■ **Task goal**
Return every entry exactly.
## BEGIN Material for this exercise
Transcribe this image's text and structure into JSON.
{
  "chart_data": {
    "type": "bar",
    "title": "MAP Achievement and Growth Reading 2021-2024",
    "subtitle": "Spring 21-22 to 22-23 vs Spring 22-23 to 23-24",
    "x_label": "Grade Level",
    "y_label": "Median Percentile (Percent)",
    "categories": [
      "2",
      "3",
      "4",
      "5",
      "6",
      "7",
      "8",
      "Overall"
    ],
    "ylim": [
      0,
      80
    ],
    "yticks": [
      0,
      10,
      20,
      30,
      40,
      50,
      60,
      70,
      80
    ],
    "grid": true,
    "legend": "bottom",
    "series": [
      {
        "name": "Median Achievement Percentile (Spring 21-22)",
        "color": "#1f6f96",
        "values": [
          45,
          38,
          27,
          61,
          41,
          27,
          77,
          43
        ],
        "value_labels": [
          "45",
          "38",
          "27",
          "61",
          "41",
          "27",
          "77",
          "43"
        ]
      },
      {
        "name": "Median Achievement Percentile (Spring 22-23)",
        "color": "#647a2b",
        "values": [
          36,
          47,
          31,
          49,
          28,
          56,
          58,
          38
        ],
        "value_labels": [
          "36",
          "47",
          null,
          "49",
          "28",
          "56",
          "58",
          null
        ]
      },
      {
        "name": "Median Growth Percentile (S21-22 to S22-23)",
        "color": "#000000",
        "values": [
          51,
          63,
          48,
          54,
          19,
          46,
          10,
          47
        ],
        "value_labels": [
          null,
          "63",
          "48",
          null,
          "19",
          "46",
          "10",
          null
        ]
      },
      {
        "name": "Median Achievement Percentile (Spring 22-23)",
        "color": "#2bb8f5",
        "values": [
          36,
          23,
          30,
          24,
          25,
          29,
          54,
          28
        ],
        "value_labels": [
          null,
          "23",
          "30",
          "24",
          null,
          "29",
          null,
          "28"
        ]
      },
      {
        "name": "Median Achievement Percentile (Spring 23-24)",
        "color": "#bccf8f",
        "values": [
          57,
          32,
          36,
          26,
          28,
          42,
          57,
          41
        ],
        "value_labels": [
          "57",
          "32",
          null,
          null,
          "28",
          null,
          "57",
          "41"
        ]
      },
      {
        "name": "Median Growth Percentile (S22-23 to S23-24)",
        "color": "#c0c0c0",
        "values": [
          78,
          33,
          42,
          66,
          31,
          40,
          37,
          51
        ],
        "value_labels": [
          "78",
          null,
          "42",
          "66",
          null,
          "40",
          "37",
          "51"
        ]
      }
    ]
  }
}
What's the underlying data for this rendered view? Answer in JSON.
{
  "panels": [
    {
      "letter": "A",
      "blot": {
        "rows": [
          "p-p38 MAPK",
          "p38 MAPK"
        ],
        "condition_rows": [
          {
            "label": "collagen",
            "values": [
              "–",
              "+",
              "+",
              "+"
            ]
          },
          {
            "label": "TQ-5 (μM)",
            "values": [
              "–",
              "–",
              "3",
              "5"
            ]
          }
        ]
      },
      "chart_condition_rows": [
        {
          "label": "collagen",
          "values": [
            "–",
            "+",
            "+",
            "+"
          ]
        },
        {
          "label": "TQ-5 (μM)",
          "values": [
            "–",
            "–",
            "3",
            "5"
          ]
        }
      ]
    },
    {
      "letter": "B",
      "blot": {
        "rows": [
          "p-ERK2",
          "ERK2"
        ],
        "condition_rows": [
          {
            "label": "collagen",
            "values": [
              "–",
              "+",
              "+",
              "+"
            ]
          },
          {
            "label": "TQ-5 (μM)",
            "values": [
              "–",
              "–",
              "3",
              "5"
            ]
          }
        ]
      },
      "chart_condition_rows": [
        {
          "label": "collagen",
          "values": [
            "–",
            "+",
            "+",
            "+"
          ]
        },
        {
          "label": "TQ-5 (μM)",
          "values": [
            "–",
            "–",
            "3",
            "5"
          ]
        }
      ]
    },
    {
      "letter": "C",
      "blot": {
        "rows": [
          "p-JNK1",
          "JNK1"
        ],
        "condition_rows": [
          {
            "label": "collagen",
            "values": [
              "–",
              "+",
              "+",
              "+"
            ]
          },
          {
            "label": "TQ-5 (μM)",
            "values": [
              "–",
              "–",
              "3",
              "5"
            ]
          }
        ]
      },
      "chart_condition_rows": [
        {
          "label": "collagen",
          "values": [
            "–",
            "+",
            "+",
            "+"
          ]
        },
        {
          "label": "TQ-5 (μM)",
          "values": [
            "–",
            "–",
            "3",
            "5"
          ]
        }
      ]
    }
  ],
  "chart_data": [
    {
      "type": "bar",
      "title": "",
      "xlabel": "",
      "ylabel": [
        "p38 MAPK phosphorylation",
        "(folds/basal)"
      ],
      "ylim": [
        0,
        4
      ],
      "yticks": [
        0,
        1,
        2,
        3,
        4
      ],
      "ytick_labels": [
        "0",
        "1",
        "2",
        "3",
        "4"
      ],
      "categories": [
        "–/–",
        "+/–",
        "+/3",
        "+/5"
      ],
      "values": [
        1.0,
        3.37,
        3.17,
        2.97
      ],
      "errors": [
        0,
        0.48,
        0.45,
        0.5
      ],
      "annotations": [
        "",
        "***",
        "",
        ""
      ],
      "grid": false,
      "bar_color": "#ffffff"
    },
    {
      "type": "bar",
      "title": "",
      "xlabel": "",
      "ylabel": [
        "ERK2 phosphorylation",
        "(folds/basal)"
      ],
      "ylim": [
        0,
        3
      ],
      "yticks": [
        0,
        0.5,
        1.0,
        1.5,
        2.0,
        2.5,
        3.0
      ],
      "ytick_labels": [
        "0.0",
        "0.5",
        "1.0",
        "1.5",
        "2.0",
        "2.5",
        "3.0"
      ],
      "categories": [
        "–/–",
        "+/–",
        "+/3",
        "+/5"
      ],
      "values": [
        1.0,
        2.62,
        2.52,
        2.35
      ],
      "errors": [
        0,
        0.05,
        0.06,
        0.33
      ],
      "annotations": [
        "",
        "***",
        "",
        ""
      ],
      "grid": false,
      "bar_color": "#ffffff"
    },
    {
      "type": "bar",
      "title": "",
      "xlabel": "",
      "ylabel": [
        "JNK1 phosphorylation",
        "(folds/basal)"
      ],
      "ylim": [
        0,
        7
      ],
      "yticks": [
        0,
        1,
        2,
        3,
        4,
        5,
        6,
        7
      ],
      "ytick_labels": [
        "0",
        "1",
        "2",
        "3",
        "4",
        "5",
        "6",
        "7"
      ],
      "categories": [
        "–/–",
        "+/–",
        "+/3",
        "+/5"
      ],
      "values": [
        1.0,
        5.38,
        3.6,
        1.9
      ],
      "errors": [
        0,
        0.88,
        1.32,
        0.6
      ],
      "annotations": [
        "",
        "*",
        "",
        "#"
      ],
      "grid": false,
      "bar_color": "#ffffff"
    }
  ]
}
## END Material for this exercise
■ **Reply**
Transcribe this image's text and structure into JSON.
{
  "chart_data": {
    "type": "bar",
    "title": "MAP Achievement and Growth Reading 2021-2024",
    "subtitle": "Spring 21-22 to 22-23 vs Spring 22-23 to 23-24",
    "x_label": "Grade Level",
    "y_label": "Median Percentile (Percent)",
    "categories": [
      "2",
      "3",
      "4",
      "5",
      "6",
      "7",
      "8",
      "Overall"
    ],
    "ylim": [
      0,
      80
    ],
    "yticks": [
      0,
      10,
      20,
      30,
      40,
      50,
      60,
      70,
      80
    ],
    "grid": true,
    "legend": "bottom",
    "series": [
      {
        "name": "Median Achievement Percentile (Spring 21-22)",
        "color": "#1f6f96",
        "values": [
          45,
          38,
          27,
          61,
          41,
          27,
          77,
          43
        ],
        "value_labels": [
          "45",
          "38",
          "27",
          "61",
          "41",
          "27",
          "77",
          "43"
        ]
      },
      {
        "name": "Median Achievement Percentile (Spring 22-23)",
        "color": "#647a2b",
        "values": [
          36,
          47,
          31,
          49,
          28,
          56,
          58,
          38
        ],
        "value_labels": [
          "36",
          "47",
          null,
          "49",
          "28",
          "56",
          "58",
          null
        ]
      },
      {
        "name": "Median Growth Percentile (S21-22 to S22-23)",
        "color": "#000000",
        "values": [
          51,
          63,
          48,
          54,
          19,
          46,
          10,
          47
        ],
        "value_labels": [
          null,
          "63",
          "48",
          null,
          "19",
          "46",
          "10",
          null
        ]
      },
      {
        "name": "Median Achievement Percentile (Spring 22-23)",
        "color": "#2bb8f5",
        "values": [
          36,
          23,
          30,
          24,
          25,
          29,
          54,
          28
        ],
        "value_labels": [
          null,
          "23",
          "30",
          "24",
          null,
          "29",
          null,
          "28"
        ]
      },
      {
        "name": "Median Achievement Percentile (Spring 23-24)",
        "color": "#bccf8f",
        "values": [
          57,
          32,
          36,
          26,
          28,
          42,
          57,
          41
        ],
        "value_labels": [
          "57",
          "32",
          null,
          null,
          "28",
          null,
          "57",
          "41"
        ]
      },
      {
        "name": "Median Growth Percentile (S22-23 to S23-24)",
        "color": "#c0c0c0",
        "values": [
          78,
          33,
          42,
          66,
          31,
          40,
          37,
          51
        ],
        "value_labels": [
          "78",
          null,
          "42",
          "66",
          null,
          "40",
          "37",
          "51"
        ]
      }
    ]
  }
}
What's the underlying data for this rendered view? Answer in JSON.
{
  "panels": [
    {
      "letter": "A",
      "blot": {
        "rows": [
          "p-p38 MAPK",
          "p38 MAPK"
        ],
        "condition_rows": [
          {
            "label": "collagen",
            "values": [
              "–",
              "+",
              "+",
              "+"
            ]
          },
          {
            "label": "TQ-5 (μM)",
            "values": [
              "–",
              "–",
              "3",
              "5"
            ]
          }
        ]
      },
      "chart_condition_rows": [
        {
          "label": "collagen",
          "values": [
            "–",
            "+",
            "+",
            "+"
          ]
        },
        {
          "label": "TQ-5 (μM)",
          "values": [
            "–",
            "–",
            "3",
            "5"
          ]
        }
      ]
    },
    {
      "letter": "B",
      "blot": {
        "rows": [
          "p-ERK2",
          "ERK2"
        ],
        "condition_rows": [
          {
            "label": "collagen",
            "values": [
              "–",
              "+",
              "+",
              "+"
            ]
          },
          {
            "label": "TQ-5 (μM)",
            "values": [
              "–",
              "–",
              "3",
              "5"
            ]
          }
        ]
      },
      "chart_condition_rows": [
        {
          "label": "collagen",
          "values": [
            "–",
            "+",
            "+",
            "+"
          ]
        },
        {
          "label": "TQ-5 (μM)",
          "values": [
            "–",
            "–",
            "3",
            "5"
          ]
        }
      ]
    },
    {
      "letter": "C",
      "blot": {
        "rows": [
          "p-JNK1",
          "JNK1"
        ],
        "condition_rows": [
          {
            "label": "collagen",
            "values": [
              "–",
              "+",
              "+",
              "+"
            ]
          },
          {
            "label": "TQ-5 (μM)",
            "values": [
              "–",
              "–",
              "3",
              "5"
            ]
          }
        ]
      },
      "chart_condition_rows": [
        {
          "label": "collagen",
          "values": [
            "–",
            "+",
            "+",
            "+"
          ]
        },
        {
          "label": "TQ-5 (μM)",
          "values": [
            "–",
            "–",
            "3",
            "5"
          ]
        }
      ]
    }
  ],
  "chart_data": [
    {
      "type": "bar",
      "title": "",
      "xlabel": "",
      "ylabel": [
        "p38 MAPK phosphorylation",
        "(folds/basal)"
      ],
      "ylim": [
        0,
        4
      ],
      "yticks": [
        0,
        1,
        2,
        3,
        4
      ],
      "ytick_labels": [
        "0",
        "1",
        "2",
        "3",
        "4"
      ],
      "categories": [
        "–/–",
        "+/–",
        "+/3",
        "+/5"
      ],
      "values": [
        1.0,
        3.37,
        3.17,
        2.97
      ],
      "errors": [
        0,
        0.48,
        0.45,
        0.5
      ],
      "annotations": [
        "",
        "***",
        "",
        ""
      ],
      "grid": false,
      "bar_color": "#ffffff"
    },
    {
      "type": "bar",
      "title": "",
      "xlabel": "",
      "ylabel": [
        "ERK2 phosphorylation",
        "(folds/basal)"
      ],
      "ylim": [
        0,
        3
      ],
      "yticks": [
        0,
        0.5,
        1.0,
        1.5,
        2.0,
        2.5,
        3.0
      ],
      "ytick_labels": [
        "0.0",
        "0.5",
        "1.0",
        "1.5",
        "2.0",
        "2.5",
        "3.0"
      ],
      "categories": [
        "–/–",
        "+/–",
        "+/3",
        "+/5"
      ],
      "values": [
        1.0,
        2.62,
        2.52,
        2.35
      ],
      "errors": [
        0,
        0.05,
        0.06,
        0.33
      ],
      "annotations": [
        "",
        "***",
        "",
        ""
      ],
      "grid": false,
      "bar_color": "#ffffff"
    },
    {
      "type": "bar",
      "title": "",
      "xlabel": "",
      "ylabel": [
        "JNK1 phosphorylation",
        "(folds/basal)"
      ],
      "ylim": [
        0,
        7
      ],
      "yticks": [
        0,
        1,
        2,
        3,
        4,
        5,
        6,
        7
      ],
      "ytick_labels": [
        "0",
        "1",
        "2",
        "3",
        "4",
        "5",
        "6",
        "7"
      ],
      "categories": [
        "–/–",
        "+/–",
        "+/3",
        "+/5"
      ],
      "values": [
        1.0,
        5.38,
        3.6,
        1.9
      ],
      "errors": [
        0,
        0.88,
        1.32,
        0.6
      ],
      "annotations": [
        "",
        "*",
        "",
        "#"
      ],
      "grid": false,
      "bar_color": "#ffffff"
    }
  ]
}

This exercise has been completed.